• [Study text]:
-*-*-
Pattern matching and tool allowlist enforcement can block or sanitise those probes before they yield useful agent behavior.

What it cannot do

It does not stop:

  • public API fingerprinting
  • rate-based probing
  • traffic analysis
  • external observation of app behavior
  • attackers studying your repo, prompts, or deployment artifacts outside the hook path

Assessment

This is low coverage. ACF-SDK can reduce the usefulness of AI-facing recon, but it is not a reconnaissance defense system.


2. Resource Development

This covers the attacker building payloads, infrastructure, or tools before interacting with the target.

What ACF-SDK can do

Almost nothing directly. At most, it can make common payload families less effective once they reach the defended agent.

What it cannot do

It does not prevent attackers from:

  • generating jailbreak corpora
  • building prompt mutation tools
  • preparing malicious RAG documents
  • staging phishing, malware, or hosting infrastructure

Assessment

This is out of scope.


3. Initial Access

For AI systems, initial access often means the attacker first gaining influence over the model or agent's reasoning path.

What ACF-SDK can do

This is one of the repo's important strengths:

  • on_prompt screens direct user input before the model sees it
  • on_context screens retrieved content before it becomes model context
  • on_tool_call can block risky tool invocations before execution
  • on_memory can reduce poisoned state being written or re-read

The hook model means access to the agent's cognition is treated as a controlled boundary, not a trusted one.
-*-*-
• [Extracted entries]:
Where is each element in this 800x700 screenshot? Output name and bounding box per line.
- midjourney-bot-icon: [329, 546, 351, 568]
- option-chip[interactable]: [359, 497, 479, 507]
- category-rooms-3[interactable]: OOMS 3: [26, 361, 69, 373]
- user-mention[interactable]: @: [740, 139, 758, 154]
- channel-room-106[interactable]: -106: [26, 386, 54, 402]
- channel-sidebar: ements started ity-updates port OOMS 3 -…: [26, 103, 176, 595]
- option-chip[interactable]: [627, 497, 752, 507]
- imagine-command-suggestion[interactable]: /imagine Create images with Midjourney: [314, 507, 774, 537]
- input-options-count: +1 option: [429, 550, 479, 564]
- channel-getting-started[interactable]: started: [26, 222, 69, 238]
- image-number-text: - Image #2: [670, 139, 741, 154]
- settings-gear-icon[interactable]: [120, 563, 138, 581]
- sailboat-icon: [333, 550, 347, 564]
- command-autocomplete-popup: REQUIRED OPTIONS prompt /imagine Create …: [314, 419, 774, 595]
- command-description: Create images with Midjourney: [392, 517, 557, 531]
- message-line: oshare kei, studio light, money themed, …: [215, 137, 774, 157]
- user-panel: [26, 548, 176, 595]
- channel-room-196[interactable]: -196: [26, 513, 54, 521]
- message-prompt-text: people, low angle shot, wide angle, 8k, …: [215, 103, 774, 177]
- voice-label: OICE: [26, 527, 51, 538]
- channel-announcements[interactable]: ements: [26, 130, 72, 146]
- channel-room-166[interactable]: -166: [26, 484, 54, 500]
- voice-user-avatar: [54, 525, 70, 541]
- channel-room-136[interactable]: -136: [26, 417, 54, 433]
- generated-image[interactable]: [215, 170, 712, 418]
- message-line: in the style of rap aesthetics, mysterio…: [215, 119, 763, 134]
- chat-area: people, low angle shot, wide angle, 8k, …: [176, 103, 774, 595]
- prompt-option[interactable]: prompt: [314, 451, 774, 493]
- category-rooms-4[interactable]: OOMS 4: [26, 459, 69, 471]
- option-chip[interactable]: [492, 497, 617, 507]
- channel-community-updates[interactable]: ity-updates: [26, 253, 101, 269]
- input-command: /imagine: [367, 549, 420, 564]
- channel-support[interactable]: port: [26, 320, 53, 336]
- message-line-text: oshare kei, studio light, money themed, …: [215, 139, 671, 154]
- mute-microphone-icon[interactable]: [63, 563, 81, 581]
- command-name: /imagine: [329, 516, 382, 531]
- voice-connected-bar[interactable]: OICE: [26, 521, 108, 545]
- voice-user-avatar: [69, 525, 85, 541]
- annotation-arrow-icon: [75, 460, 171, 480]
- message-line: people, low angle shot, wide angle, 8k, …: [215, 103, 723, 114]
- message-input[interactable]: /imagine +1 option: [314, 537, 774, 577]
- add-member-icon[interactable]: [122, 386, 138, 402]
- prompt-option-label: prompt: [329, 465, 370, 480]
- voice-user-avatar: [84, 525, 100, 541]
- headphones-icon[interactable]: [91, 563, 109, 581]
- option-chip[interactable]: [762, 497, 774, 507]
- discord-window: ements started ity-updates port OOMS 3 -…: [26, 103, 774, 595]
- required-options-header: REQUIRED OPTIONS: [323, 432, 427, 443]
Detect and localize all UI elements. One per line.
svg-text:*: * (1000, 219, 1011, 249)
-*-*-
• [Task objective]:
Summarize the ACF-SDK assessment in two sentences. Rely only on the ACF-SDK assessment for this work.

• [Your response]:
The ACF-SDK assessment rates its coverage of AI-facing recon as low and calls resource development out of scope, since it cannot stop activities such as public API fingerprinting, traffic analysis, or attackers building jailbreak corpora and malicious RAG documents. For initial access, it counts screening direct user input, retrieved content, risky tool invocations and memory writes among the repo's important strengths, treating access to the agent's cognition as a controlled boundary rather than a trusted one.